# AIM A
Reproduce the lines of the labeled region entries from the line containing "author-name: Bennetts — [212, 500, 297, 522]" through the line containing "author-name: Clarke — [565, 136, 630, 158]", inclusive.
========
COMP30027 Machine Learning Assignment 1

Group Members

  1. Tom Zhi Hern 1068268
  2. Peter Qian Ziyu 1067810

=====Naive Bayes Instructions=====

  1. Read train and test data from data/train.csv and data/test.csv and convert them to dataframe (df_train & df_test)
  2. Run preprocess(df_train, df_test) to preprocess data and convert df_test into numpy array (np_test)
  3. Run train(df_train) to get statistics from train data (prior probability, mean, stdv) and store it into pose_dict
  4. Run predict(np_test, pose_dict) to predict the results and store the results into list (results)
  5. Run evaluate(results) to get the accuracy of the model

Question 1

  1. Run get_con_matrix(results, poses) to get confusion matrix (con_matrix) for the result obtained in the previous section
  2. Run print_model_eval(con_matrix) to evaluate the model, using micro and macro averaging and print the evaluation

Question 2

  1. Load all data from data/all.csv which combined both data from data/train.csv & data/test.csv and store it into dataframe (df_all)
  2. Add headers to df_all
  3. Run plot_qq(df_all, pose, remove=True) to plot QQ plot for each attribute (x1 to y11) for given pose
  4. Choose pose from [mountain, downnwarddog, childs]

Question 3

Run cell_q3a then cell_q3b

cell_q3a

  1. Read train and test data from data/train.csv and data/test.csv and convert them to dataframe (df_train & df_test)
========
# AIM B
Write out the machine learning assignment instructions word for word.

# Labeled region entries
========
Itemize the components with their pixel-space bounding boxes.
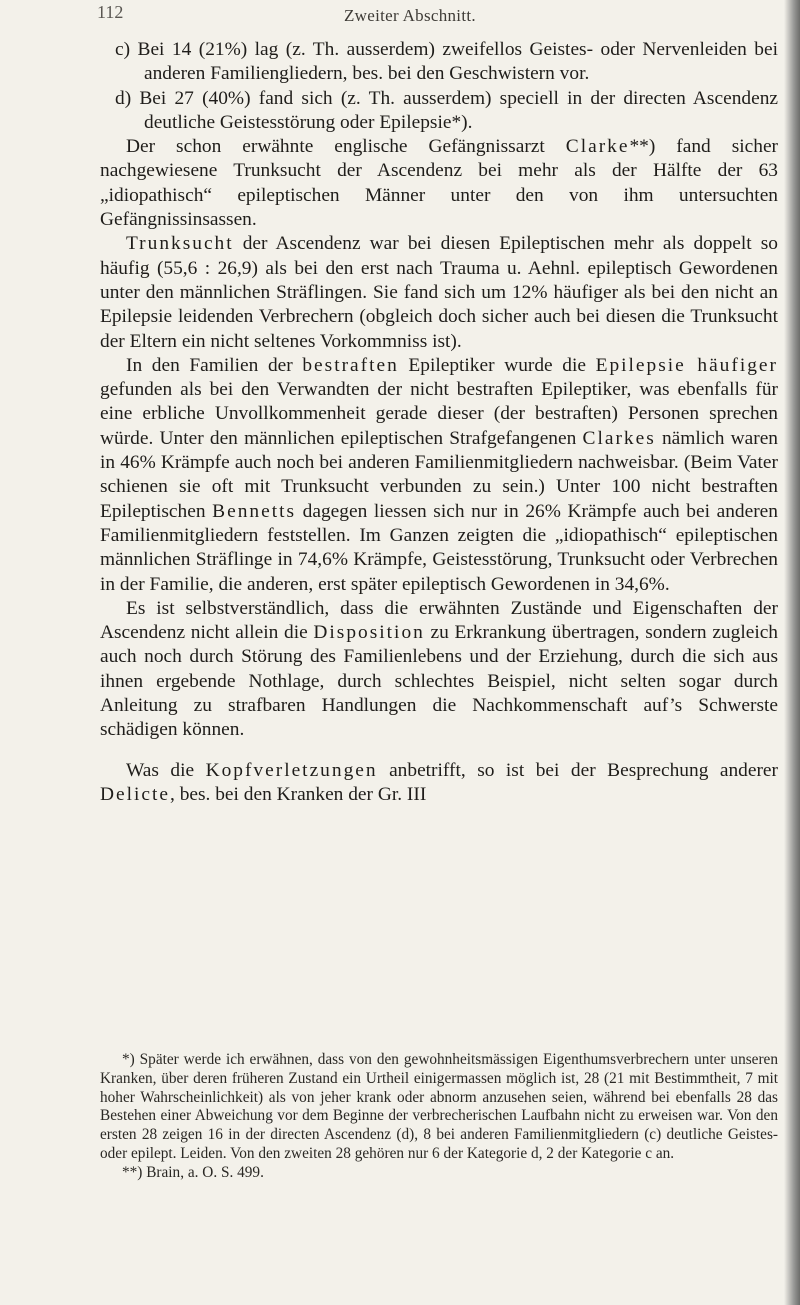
author-name: Bennetts — [212, 500, 297, 522]
emphasized-term: Epilepsie häufiger — [595, 354, 778, 376]
list-item-c: c) Bei 14 (21%) lag (z. Th. ausserdem) zweifellos Geistes- oder Nervenleiden bei anderen Familiengliedern, bes. bei den Geschwistern vor. — [115, 39, 778, 85]
author-name: Clarke — [565, 136, 630, 158]
emphasized-term: Delicte — [100, 783, 170, 805]
main-text — [100, 38, 778, 807]
paragraph-disposition: Es ist selbstverständlich, dass die erwähnten Zustände und Eigenschaften der Ascendenz nicht allein die Disposition zu Erkrankung übertragen, sondern zugleich auch noch durch Störung des Familienlebens und der Erziehung, durch die sich aus ihnen ergebende Nothlage, durch schlechtes Beispiel, nicht selten sogar durch Anleitung zu strafbaren Handlungen die Nachkommenschaft auf’s Schwerste schädigen können. — [100, 597, 779, 741]
emphasized-term: Trunksucht — [126, 233, 234, 255]
emphasized-term: Kopfverletzungen — [205, 759, 378, 781]
running-head: Zweiter Abschnitt. — [344, 6, 476, 25]
page-edge-shadow — [784, 0, 800, 1305]
footnote-1: *) Später werde ich erwähnen, dass von den gewohnheitsmässigen Eigenthumsverbrechern unter unseren Kranken, über deren früheren Zustand ein Urtheil einigermassen möglich ist, 28 (21 mit Bestimmtheit, 7 mit hoher Wahrscheinlichkeit) als von jeher krank oder abnorm anzusehen seien, während bei ebenfalls 28 das Bestehen einer Abweichung vor dem Beginne der verbrecherischen Laufbahn nicht zu erweisen war. Von den ersten 28 zeigen 16 in der directen Ascendenz (d), 8 bei anderen Familienmitgliedern (c) deutliche Geistes- oder epilept. Leiden. Von den zweiten 28 gehören nur 6 der Kategorie d, 2 der Kategorie c an. — [100, 1051, 778, 1162]
emphasized-term: Disposition — [313, 622, 425, 644]
footnotes — [100, 1051, 778, 1183]
list-item-d: d) Bei 27 (40%) fand sich (z. Th. ausserdem) speciell in der directen Ascendenz deutliche Geistesstörung oder Epilepsie*). — [115, 87, 778, 133]
emphasized-term: bestraften — [302, 354, 399, 376]
page-number: 112 — [97, 2, 124, 22]
footnote-2: **) Brain, a. O. S. 499. — [122, 1163, 264, 1181]
paragraph-trunksucht: Trunksucht der Ascendenz war bei diesen Epileptischen mehr als doppelt so häufig (55,6 : 26,9) als bei den erst nach Trauma u. Aehnl. epileptisch Gewordenen unter den männlichen Sträflingen. Sie fand sich um 12% häufiger als bei den nicht an Epilepsie leidenden Verbrechern (obgleich doch sicher auch bei diesen die Trunksucht der Eltern ein nicht seltenes Vorkommniss ist). — [100, 233, 778, 352]
author-name: Clarkes — [582, 427, 656, 449]
paragraph-kopfverletzungen: Was die Kopfverletzungen anbetrifft, so ist bei der Besprechung anderer Delicte, bes. bei den Kranken der Gr. III — [100, 759, 778, 805]
paragraph-clarke: Der schon erwähnte englische Gefängnissarzt Clarke**) fand sicher nachgewiesene Trunksucht der Ascendenz bei mehr als der Hälfte der 63 „idiopathisch“ epileptischen Männer unter den von ihm untersuchten Gefängnissinsassen. — [100, 136, 779, 231]
paragraph-families: In den Familien der bestraften Epileptiker wurde die Epilepsie häufiger gefunden als bei den Verwandten der nicht bestraften Epileptiker, was ebenfalls für eine erbliche Unvollkommenheit gerade dieser (der bestraften) Personen sprechen würde. Unter den männlichen epileptischen Strafgefangenen Clarkes nämlich waren in 46% Krämpfe auch noch bei anderen Familienmitgliedern nachweisbar. (Beim Vater schienen sie oft mit Trunksucht verbunden zu sein.) Unter 100 nicht bestraften Epileptischen Bennetts dagegen liessen sich nur in 26% Krämpfe auch bei anderen Familienmitgliedern feststellen. Im Ganzen zeigten die „idiopathisch“ epileptischen männlichen Sträflinge in 74,6% Krämpfe, Geistesstörung, Trunksucht oder Verbrechen in der Familie, die anderen, erst später epileptisch Gewordenen in 34,6%. — [100, 354, 778, 595]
========
# RESPONSE A
author-name: Bennetts — [212, 500, 297, 522]
emphasized-term: Epilepsie häufiger — [595, 354, 778, 376]
list-item-c: c) Bei 14 (21%) lag (z. Th. ausserdem) zweifellos Geistes- oder Nervenleiden bei anderen Familiengliedern, bes. bei den Geschwistern vor. — [115, 39, 778, 85]
author-name: Clarke — [565, 136, 630, 158]

# RESPONSE B
COMP30027 Machine Learning Assignment 1

Group Members

  1. Tom Zhi Hern 1068268
  2. Peter Qian Ziyu 1067810

=====Naive Bayes Instructions=====

  1. Read train and test data from data/train.csv and data/test.csv and convert them to dataframe (df_train & df_test)
  2. Run preprocess(df_train, df_test) to preprocess data and convert df_test into numpy array (np_test)
  3. Run train(df_train) to get statistics from train data (prior probability, mean, stdv) and store it into pose_dict
  4. Run predict(np_test, pose_dict) to predict the results and store the results into list (results)
  5. Run evaluate(results) to get the accuracy of the model

Question 1

  1. Run get_con_matrix(results, poses) to get confusion matrix (con_matrix) for the result obtained in the previous section
  2. Run print_model_eval(con_matrix) to evaluate the model, using micro and macro averaging and print the evaluation

Question 2

  1. Load all data from data/all.csv which combined both data from data/train.csv & data/test.csv and store it into dataframe (df_all)
  2. Add headers to df_all
  3. Run plot_qq(df_all, pose, remove=True) to plot QQ plot for each attribute (x1 to y11) for given pose
  4. Choose pose from [mountain, downnwarddog, childs]

Question 3

Run cell_q3a then cell_q3b

cell_q3a

  1. Read train and test data from data/train.csv and data/test.csv and convert them to dataframe (df_train & df_test)